Entries with figure data
★ ★ ★ ★ ★

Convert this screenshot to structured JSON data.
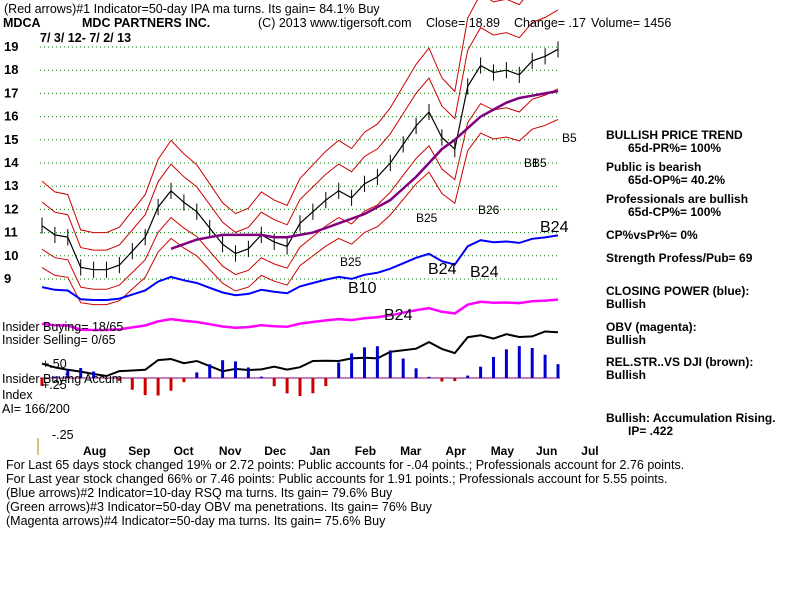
{
  "header": {
    "line1": "(Red arrows)#1 Indicator=50-day IPA ma turns. Its gain= 84.1% Buy",
    "symbol": "MDCA",
    "company": "MDC PARTNERS INC.",
    "copyright": "(C) 2013 www.tigersoft.com",
    "close": "Close=  18.89",
    "change": "Change= .17",
    "volume": "Volume= 1456",
    "date_range": "7/ 3/ 12- 7/ 2/ 13"
  },
  "chart_data": {
    "type": "line",
    "title": "MDC PARTNERS INC. (MDCA)",
    "y_ticks": [
      "19",
      "18",
      "17",
      "16",
      "15",
      "14",
      "13",
      "12",
      "11",
      "10",
      "9"
    ],
    "y_range": [
      9,
      19
    ],
    "x_ticks": [
      "Aug",
      "Sep",
      "Oct",
      "Nov",
      "Dec",
      "Jan",
      "Feb",
      "Mar",
      "Apr",
      "May",
      "Jun",
      "Jul"
    ],
    "series": [
      {
        "name": "Price",
        "values": [
          11.3,
          10.9,
          10.8,
          9.5,
          9.4,
          9.4,
          9.6,
          10.2,
          10.8,
          12.1,
          12.8,
          12.3,
          11.9,
          11.2,
          10.5,
          10.1,
          10.3,
          10.9,
          10.6,
          10.4,
          11.4,
          11.9,
          12.4,
          12.8,
          12.5,
          13.1,
          13.4,
          14.0,
          14.8,
          15.6,
          16.2,
          15.1,
          14.6,
          17.3,
          18.2,
          17.9,
          18.0,
          17.8,
          18.4,
          18.6,
          18.9
        ]
      },
      {
        "name": "50-day MA",
        "values": [
          null,
          null,
          null,
          null,
          null,
          null,
          null,
          null,
          null,
          null,
          10.3,
          10.5,
          10.7,
          10.8,
          10.9,
          10.9,
          10.9,
          10.9,
          10.8,
          10.8,
          10.9,
          11.0,
          11.2,
          11.4,
          11.6,
          11.8,
          12.1,
          12.4,
          12.9,
          13.4,
          14.0,
          14.6,
          15.0,
          15.5,
          16.0,
          16.3,
          16.6,
          16.8,
          16.9,
          17.0,
          17.1
        ]
      }
    ],
    "arrow_labels": [
      "B25",
      "B10",
      "B24",
      "B25",
      "B24",
      "B24",
      "B26",
      "B5",
      "B1",
      "B5",
      "B24"
    ],
    "indicator_labels": {
      "insider_buying": "Insider Buying= 18/65",
      "insider_selling": "Insider Selling= 0/65",
      "accum_title": "Insider Buying Accum",
      "accum_index": "Index",
      "ai": "AI= 166/200",
      "level_pos50": "+.50",
      "level_pos25": "+.25",
      "level_neg25": "-.25"
    }
  },
  "side_panel": {
    "trend": "BULLISH PRICE TREND",
    "pr": "65d-PR%= 100%",
    "public": "Public is bearish",
    "op": "65d-OP%= 40.2%",
    "pros": "Professionals are bullish",
    "cp": "65d-CP%= 100%",
    "cpvspr": "CP%vsPr%=  0%",
    "strength": "Strength Profess/Pub= 69",
    "closing_power": "CLOSING POWER (blue):",
    "closing_power_val": "Bullish",
    "obv": "OBV (magenta):",
    "obv_val": "Bullish",
    "relstr": "REL.STR..VS DJI (brown):",
    "relstr_val": "Bullish",
    "accum": "Bullish: Accumulation Rising.",
    "ip": "IP=  .422"
  },
  "footer": {
    "line1": "For Last 65 days stock changed  19% or  2.72 points:  Public accounts for -.04 points.;  Professionals account for  2.76 points.",
    "line2": "For Last year stock changed  66% or  7.46 points:  Public accounts for  1.91 points.;  Professionals account for  5.55 points.",
    "line3": "(Blue arrows)#2 Indicator=10-day RSQ ma turns. Its gain= 79.6% Buy",
    "line4": "(Green arrows)#3 Indicator=50-day OBV ma penetrations. Its gain= 76% Buy",
    "line5": "(Magenta arrows)#4 Indicator=50-day ma turns. Its gain= 75.6% Buy"
  },
  "colors": {
    "price": "#000000",
    "band": "#cc0000",
    "ma": "#800080",
    "closing_power": "#0000ff",
    "obv": "#ff00ff",
    "accum_pos": "#0000cc",
    "accum_neg": "#cc0000",
    "grid": "#008000"
  }
}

★ ★ ★ ★ ★

EXERCISE => Using the material above, set down every line exactly, but skip the pictures.

TASK RESPONSE =>
Convert this screenshot to structured JSON data.
{
  "header": {
    "line1": "(Red arrows)#1 Indicator=50-day IPA ma turns. Its gain= 84.1% Buy",
    "symbol": "MDCA",
    "company": "MDC PARTNERS INC.",
    "copyright": "(C) 2013 www.tigersoft.com",
    "close": "Close=  18.89",
    "change": "Change= .17",
    "volume": "Volume= 1456",
    "date_range": "7/ 3/ 12- 7/ 2/ 13"
  },
  "chart_data": {
    "type": "line",
    "title": "MDC PARTNERS INC. (MDCA)",
    "y_ticks": [
      "19",
      "18",
      "17",
      "16",
      "15",
      "14",
      "13",
      "12",
      "11",
      "10",
      "9"
    ],
    "y_range": [
      9,
      19
    ],
    "x_ticks": [
      "Aug",
      "Sep",
      "Oct",
      "Nov",
      "Dec",
      "Jan",
      "Feb",
      "Mar",
      "Apr",
      "May",
      "Jun",
      "Jul"
    ],
    "series": [
      {
        "name": "Price",
        "values": [
          11.3,
          10.9,
          10.8,
          9.5,
          9.4,
          9.4,
          9.6,
          10.2,
          10.8,
          12.1,
          12.8,
          12.3,
          11.9,
          11.2,
          10.5,
          10.1,
          10.3,
          10.9,
          10.6,
          10.4,
          11.4,
          11.9,
          12.4,
          12.8,
          12.5,
          13.1,
          13.4,
          14.0,
          14.8,
          15.6,
          16.2,
          15.1,
          14.6,
          17.3,
          18.2,
          17.9,
          18.0,
          17.8,
          18.4,
          18.6,
          18.9
        ]
      },
      {
        "name": "50-day MA",
        "values": [
          null,
          null,
          null,
          null,
          null,
          null,
          null,
          null,
          null,
          null,
          10.3,
          10.5,
          10.7,
          10.8,
          10.9,
          10.9,
          10.9,
          10.9,
          10.8,
          10.8,
          10.9,
          11.0,
          11.2,
          11.4,
          11.6,
          11.8,
          12.1,
          12.4,
          12.9,
          13.4,
          14.0,
          14.6,
          15.0,
          15.5,
          16.0,
          16.3,
          16.6,
          16.8,
          16.9,
          17.0,
          17.1
        ]
      }
    ],
    "arrow_labels": [
      "B25",
      "B10",
      "B24",
      "B25",
      "B24",
      "B24",
      "B26",
      "B5",
      "B1",
      "B5",
      "B24"
    ],
    "indicator_labels": {
      "insider_buying": "Insider Buying= 18/65",
      "insider_selling": "Insider Selling= 0/65",
      "accum_title": "Insider Buying Accum",
      "accum_index": "Index",
      "ai": "AI= 166/200",
      "level_pos50": "+.50",
      "level_pos25": "+.25",
      "level_neg25": "-.25"
    }
  },
  "side_panel": {
    "trend": "BULLISH PRICE TREND",
    "pr": "65d-PR%= 100%",
    "public": "Public is bearish",
    "op": "65d-OP%= 40.2%",
    "pros": "Professionals are bullish",
    "cp": "65d-CP%= 100%",
    "cpvspr": "CP%vsPr%=  0%",
    "strength": "Strength Profess/Pub= 69",
    "closing_power": "CLOSING POWER (blue):",
    "closing_power_val": "Bullish",
    "obv": "OBV (magenta):",
    "obv_val": "Bullish",
    "relstr": "REL.STR..VS DJI (brown):",
    "relstr_val": "Bullish",
    "accum": "Bullish: Accumulation Rising.",
    "ip": "IP=  .422"
  },
  "footer": {
    "line1": "For Last 65 days stock changed  19% or  2.72 points:  Public accounts for -.04 points.;  Professionals account for  2.76 points.",
    "line2": "For Last year stock changed  66% or  7.46 points:  Public accounts for  1.91 points.;  Professionals account for  5.55 points.",
    "line3": "(Blue arrows)#2 Indicator=10-day RSQ ma turns. Its gain= 79.6% Buy",
    "line4": "(Green arrows)#3 Indicator=50-day OBV ma penetrations. Its gain= 76% Buy",
    "line5": "(Magenta arrows)#4 Indicator=50-day ma turns. Its gain= 75.6% Buy"
  },
  "colors": {
    "price": "#000000",
    "band": "#cc0000",
    "ma": "#800080",
    "closing_power": "#0000ff",
    "obv": "#ff00ff",
    "accum_pos": "#0000cc",
    "accum_neg": "#cc0000",
    "grid": "#008000"
  }
}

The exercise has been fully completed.